Please give the listing again in its entirety, exactly as written.
# # # # # # #
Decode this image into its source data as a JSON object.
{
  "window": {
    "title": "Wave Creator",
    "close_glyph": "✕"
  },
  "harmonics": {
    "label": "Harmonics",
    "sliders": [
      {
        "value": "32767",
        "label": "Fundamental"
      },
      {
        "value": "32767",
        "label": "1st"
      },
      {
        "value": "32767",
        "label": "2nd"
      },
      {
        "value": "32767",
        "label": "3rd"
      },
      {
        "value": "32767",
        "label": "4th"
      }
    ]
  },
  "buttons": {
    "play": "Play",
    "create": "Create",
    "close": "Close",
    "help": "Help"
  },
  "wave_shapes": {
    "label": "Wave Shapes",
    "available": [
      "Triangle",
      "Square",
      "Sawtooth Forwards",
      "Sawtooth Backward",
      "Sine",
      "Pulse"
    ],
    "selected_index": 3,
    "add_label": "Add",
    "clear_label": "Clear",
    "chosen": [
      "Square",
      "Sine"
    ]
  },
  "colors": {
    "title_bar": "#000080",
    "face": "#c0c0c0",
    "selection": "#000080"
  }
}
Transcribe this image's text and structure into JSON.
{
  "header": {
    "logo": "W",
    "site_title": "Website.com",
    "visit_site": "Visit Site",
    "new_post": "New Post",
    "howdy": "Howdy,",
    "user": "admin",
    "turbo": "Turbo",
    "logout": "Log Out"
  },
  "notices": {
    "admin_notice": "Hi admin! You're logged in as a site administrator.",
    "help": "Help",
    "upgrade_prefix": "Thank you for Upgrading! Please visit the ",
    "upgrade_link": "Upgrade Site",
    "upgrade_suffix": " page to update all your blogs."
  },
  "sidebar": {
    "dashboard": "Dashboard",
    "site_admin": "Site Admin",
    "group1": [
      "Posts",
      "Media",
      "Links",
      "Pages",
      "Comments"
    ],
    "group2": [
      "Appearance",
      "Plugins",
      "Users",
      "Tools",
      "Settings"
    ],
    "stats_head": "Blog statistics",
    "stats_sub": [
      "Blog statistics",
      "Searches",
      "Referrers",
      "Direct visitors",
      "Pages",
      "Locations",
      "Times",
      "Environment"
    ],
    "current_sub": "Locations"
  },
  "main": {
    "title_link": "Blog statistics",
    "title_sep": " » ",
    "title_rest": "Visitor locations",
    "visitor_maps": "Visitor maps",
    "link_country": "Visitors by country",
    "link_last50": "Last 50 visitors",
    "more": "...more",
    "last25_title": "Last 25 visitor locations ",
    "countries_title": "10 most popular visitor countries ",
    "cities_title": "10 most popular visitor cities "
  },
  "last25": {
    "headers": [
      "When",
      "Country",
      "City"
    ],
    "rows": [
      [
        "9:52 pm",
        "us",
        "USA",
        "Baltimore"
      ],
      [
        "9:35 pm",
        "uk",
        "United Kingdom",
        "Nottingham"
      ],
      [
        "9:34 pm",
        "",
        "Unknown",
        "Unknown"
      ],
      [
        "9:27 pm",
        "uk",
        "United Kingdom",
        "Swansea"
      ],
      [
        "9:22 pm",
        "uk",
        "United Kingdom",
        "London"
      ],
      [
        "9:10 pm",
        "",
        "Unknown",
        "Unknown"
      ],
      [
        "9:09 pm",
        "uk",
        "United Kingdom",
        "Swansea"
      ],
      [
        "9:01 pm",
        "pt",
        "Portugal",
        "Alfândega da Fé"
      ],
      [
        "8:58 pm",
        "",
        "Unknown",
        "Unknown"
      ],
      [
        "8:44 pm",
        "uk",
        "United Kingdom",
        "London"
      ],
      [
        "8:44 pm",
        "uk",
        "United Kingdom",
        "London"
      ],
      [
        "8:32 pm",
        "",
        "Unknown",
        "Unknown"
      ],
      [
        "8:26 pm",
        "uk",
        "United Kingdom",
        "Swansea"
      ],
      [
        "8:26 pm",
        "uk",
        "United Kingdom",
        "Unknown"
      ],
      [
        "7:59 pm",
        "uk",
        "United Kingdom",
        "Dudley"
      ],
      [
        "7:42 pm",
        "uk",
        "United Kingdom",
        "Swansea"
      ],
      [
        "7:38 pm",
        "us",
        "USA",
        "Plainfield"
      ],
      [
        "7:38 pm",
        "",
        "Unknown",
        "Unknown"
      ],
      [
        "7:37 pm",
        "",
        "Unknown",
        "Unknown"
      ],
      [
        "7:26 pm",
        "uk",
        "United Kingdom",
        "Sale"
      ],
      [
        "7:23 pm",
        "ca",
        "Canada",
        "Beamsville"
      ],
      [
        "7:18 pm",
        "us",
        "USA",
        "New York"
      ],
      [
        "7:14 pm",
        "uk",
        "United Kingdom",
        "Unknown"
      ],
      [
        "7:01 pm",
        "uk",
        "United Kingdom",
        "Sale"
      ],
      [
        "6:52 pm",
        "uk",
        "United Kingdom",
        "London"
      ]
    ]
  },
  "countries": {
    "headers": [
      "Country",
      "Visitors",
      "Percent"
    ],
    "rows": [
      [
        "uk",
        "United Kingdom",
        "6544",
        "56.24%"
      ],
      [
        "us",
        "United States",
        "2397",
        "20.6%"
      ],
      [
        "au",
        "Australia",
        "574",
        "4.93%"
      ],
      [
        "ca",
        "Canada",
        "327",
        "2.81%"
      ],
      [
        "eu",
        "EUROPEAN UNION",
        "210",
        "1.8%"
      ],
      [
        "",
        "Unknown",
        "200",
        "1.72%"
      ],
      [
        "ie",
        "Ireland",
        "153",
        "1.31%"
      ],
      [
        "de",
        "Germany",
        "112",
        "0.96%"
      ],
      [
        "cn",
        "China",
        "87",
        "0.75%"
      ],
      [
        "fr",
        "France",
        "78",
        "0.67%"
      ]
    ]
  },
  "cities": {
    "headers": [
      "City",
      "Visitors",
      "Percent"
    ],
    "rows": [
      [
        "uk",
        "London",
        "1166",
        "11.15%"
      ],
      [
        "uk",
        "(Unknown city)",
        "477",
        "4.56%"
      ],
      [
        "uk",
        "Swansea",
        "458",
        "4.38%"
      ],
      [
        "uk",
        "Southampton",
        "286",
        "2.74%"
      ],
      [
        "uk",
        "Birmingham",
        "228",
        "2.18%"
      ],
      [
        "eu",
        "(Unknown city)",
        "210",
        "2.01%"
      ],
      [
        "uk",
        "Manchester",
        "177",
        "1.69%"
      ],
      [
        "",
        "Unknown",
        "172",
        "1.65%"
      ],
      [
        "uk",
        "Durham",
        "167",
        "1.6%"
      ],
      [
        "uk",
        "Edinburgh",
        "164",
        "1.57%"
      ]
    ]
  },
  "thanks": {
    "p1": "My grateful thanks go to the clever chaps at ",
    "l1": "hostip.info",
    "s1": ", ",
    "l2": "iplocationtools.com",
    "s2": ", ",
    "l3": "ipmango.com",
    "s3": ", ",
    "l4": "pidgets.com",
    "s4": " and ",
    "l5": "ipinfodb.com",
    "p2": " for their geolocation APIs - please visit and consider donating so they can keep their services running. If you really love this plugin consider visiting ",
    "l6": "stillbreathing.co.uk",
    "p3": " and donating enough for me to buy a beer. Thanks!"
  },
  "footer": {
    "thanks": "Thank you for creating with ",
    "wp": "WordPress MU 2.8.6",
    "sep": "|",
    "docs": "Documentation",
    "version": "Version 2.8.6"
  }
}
# # # # # # #
## Final result
Decode this image into its source data as a JSON object.
{
  "window": {
    "title": "Wave Creator",
    "close_glyph": "✕"
  },
  "harmonics": {
    "label": "Harmonics",
    "sliders": [
      {
        "value": "32767",
        "label": "Fundamental"
      },
      {
        "value": "32767",
        "label": "1st"
      },
      {
        "value": "32767",
        "label": "2nd"
      },
      {
        "value": "32767",
        "label": "3rd"
      },
      {
        "value": "32767",
        "label": "4th"
      }
    ]
  },
  "buttons": {
    "play": "Play",
    "create": "Create",
    "close": "Close",
    "help": "Help"
  },
  "wave_shapes": {
    "label": "Wave Shapes",
    "available": [
      "Triangle",
      "Square",
      "Sawtooth Forwards",
      "Sawtooth Backward",
      "Sine",
      "Pulse"
    ],
    "selected_index": 3,
    "add_label": "Add",
    "clear_label": "Clear",
    "chosen": [
      "Square",
      "Sine"
    ]
  },
  "colors": {
    "title_bar": "#000080",
    "face": "#c0c0c0",
    "selection": "#000080"
  }
}
Transcribe this image's text and structure into JSON.
{
  "header": {
    "logo": "W",
    "site_title": "Website.com",
    "visit_site": "Visit Site",
    "new_post": "New Post",
    "howdy": "Howdy,",
    "user": "admin",
    "turbo": "Turbo",
    "logout": "Log Out"
  },
  "notices": {
    "admin_notice": "Hi admin! You're logged in as a site administrator.",
    "help": "Help",
    "upgrade_prefix": "Thank you for Upgrading! Please visit the ",
    "upgrade_link": "Upgrade Site",
    "upgrade_suffix": " page to update all your blogs."
  },
  "sidebar": {
    "dashboard": "Dashboard",
    "site_admin": "Site Admin",
    "group1": [
      "Posts",
      "Media",
      "Links",
      "Pages",
      "Comments"
    ],
    "group2": [
      "Appearance",
      "Plugins",
      "Users",
      "Tools",
      "Settings"
    ],
    "stats_head": "Blog statistics",
    "stats_sub": [
      "Blog statistics",
      "Searches",
      "Referrers",
      "Direct visitors",
      "Pages",
      "Locations",
      "Times",
      "Environment"
    ],
    "current_sub": "Locations"
  },
  "main": {
    "title_link": "Blog statistics",
    "title_sep": " » ",
    "title_rest": "Visitor locations",
    "visitor_maps": "Visitor maps",
    "link_country": "Visitors by country",
    "link_last50": "Last 50 visitors",
    "more": "...more",
    "last25_title": "Last 25 visitor locations ",
    "countries_title": "10 most popular visitor countries ",
    "cities_title": "10 most popular visitor cities "
  },
  "last25": {
    "headers": [
      "When",
      "Country",
      "City"
    ],
    "rows": [
      [
        "9:52 pm",
        "us",
        "USA",
        "Baltimore"
      ],
      [
        "9:35 pm",
        "uk",
        "United Kingdom",
        "Nottingham"
      ],
      [
        "9:34 pm",
        "",
        "Unknown",
        "Unknown"
      ],
      [
        "9:27 pm",
        "uk",
        "United Kingdom",
        "Swansea"
      ],
      [
        "9:22 pm",
        "uk",
        "United Kingdom",
        "London"
      ],
      [
        "9:10 pm",
        "",
        "Unknown",
        "Unknown"
      ],
      [
        "9:09 pm",
        "uk",
        "United Kingdom",
        "Swansea"
      ],
      [
        "9:01 pm",
        "pt",
        "Portugal",
        "Alfândega da Fé"
      ],
      [
        "8:58 pm",
        "",
        "Unknown",
        "Unknown"
      ],
      [
        "8:44 pm",
        "uk",
        "United Kingdom",
        "London"
      ],
      [
        "8:44 pm",
        "uk",
        "United Kingdom",
        "London"
      ],
      [
        "8:32 pm",
        "",
        "Unknown",
        "Unknown"
      ],
      [
        "8:26 pm",
        "uk",
        "United Kingdom",
        "Swansea"
      ],
      [
        "8:26 pm",
        "uk",
        "United Kingdom",
        "Unknown"
      ],
      [
        "7:59 pm",
        "uk",
        "United Kingdom",
        "Dudley"
      ],
      [
        "7:42 pm",
        "uk",
        "United Kingdom",
        "Swansea"
      ],
      [
        "7:38 pm",
        "us",
        "USA",
        "Plainfield"
      ],
      [
        "7:38 pm",
        "",
        "Unknown",
        "Unknown"
      ],
      [
        "7:37 pm",
        "",
        "Unknown",
        "Unknown"
      ],
      [
        "7:26 pm",
        "uk",
        "United Kingdom",
        "Sale"
      ],
      [
        "7:23 pm",
        "ca",
        "Canada",
        "Beamsville"
      ],
      [
        "7:18 pm",
        "us",
        "USA",
        "New York"
      ],
      [
        "7:14 pm",
        "uk",
        "United Kingdom",
        "Unknown"
      ],
      [
        "7:01 pm",
        "uk",
        "United Kingdom",
        "Sale"
      ],
      [
        "6:52 pm",
        "uk",
        "United Kingdom",
        "London"
      ]
    ]
  },
  "countries": {
    "headers": [
      "Country",
      "Visitors",
      "Percent"
    ],
    "rows": [
      [
        "uk",
        "United Kingdom",
        "6544",
        "56.24%"
      ],
      [
        "us",
        "United States",
        "2397",
        "20.6%"
      ],
      [
        "au",
        "Australia",
        "574",
        "4.93%"
      ],
      [
        "ca",
        "Canada",
        "327",
        "2.81%"
      ],
      [
        "eu",
        "EUROPEAN UNION",
        "210",
        "1.8%"
      ],
      [
        "",
        "Unknown",
        "200",
        "1.72%"
      ],
      [
        "ie",
        "Ireland",
        "153",
        "1.31%"
      ],
      [
        "de",
        "Germany",
        "112",
        "0.96%"
      ],
      [
        "cn",
        "China",
        "87",
        "0.75%"
      ],
      [
        "fr",
        "France",
        "78",
        "0.67%"
      ]
    ]
  },
  "cities": {
    "headers": [
      "City",
      "Visitors",
      "Percent"
    ],
    "rows": [
      [
        "uk",
        "London",
        "1166",
        "11.15%"
      ],
      [
        "uk",
        "(Unknown city)",
        "477",
        "4.56%"
      ],
      [
        "uk",
        "Swansea",
        "458",
        "4.38%"
      ],
      [
        "uk",
        "Southampton",
        "286",
        "2.74%"
      ],
      [
        "uk",
        "Birmingham",
        "228",
        "2.18%"
      ],
      [
        "eu",
        "(Unknown city)",
        "210",
        "2.01%"
      ],
      [
        "uk",
        "Manchester",
        "177",
        "1.69%"
      ],
      [
        "",
        "Unknown",
        "172",
        "1.65%"
      ],
      [
        "uk",
        "Durham",
        "167",
        "1.6%"
      ],
      [
        "uk",
        "Edinburgh",
        "164",
        "1.57%"
      ]
    ]
  },
  "thanks": {
    "p1": "My grateful thanks go to the clever chaps at ",
    "l1": "hostip.info",
    "s1": ", ",
    "l2": "iplocationtools.com",
    "s2": ", ",
    "l3": "ipmango.com",
    "s3": ", ",
    "l4": "pidgets.com",
    "s4": " and ",
    "l5": "ipinfodb.com",
    "p2": " for their geolocation APIs - please visit and consider donating so they can keep their services running. If you really love this plugin consider visiting ",
    "l6": "stillbreathing.co.uk",
    "p3": " and donating enough for me to buy a beer. Thanks!"
  },
  "footer": {
    "thanks": "Thank you for creating with ",
    "wp": "WordPress MU 2.8.6",
    "sep": "|",
    "docs": "Documentation",
    "version": "Version 2.8.6"
  }
}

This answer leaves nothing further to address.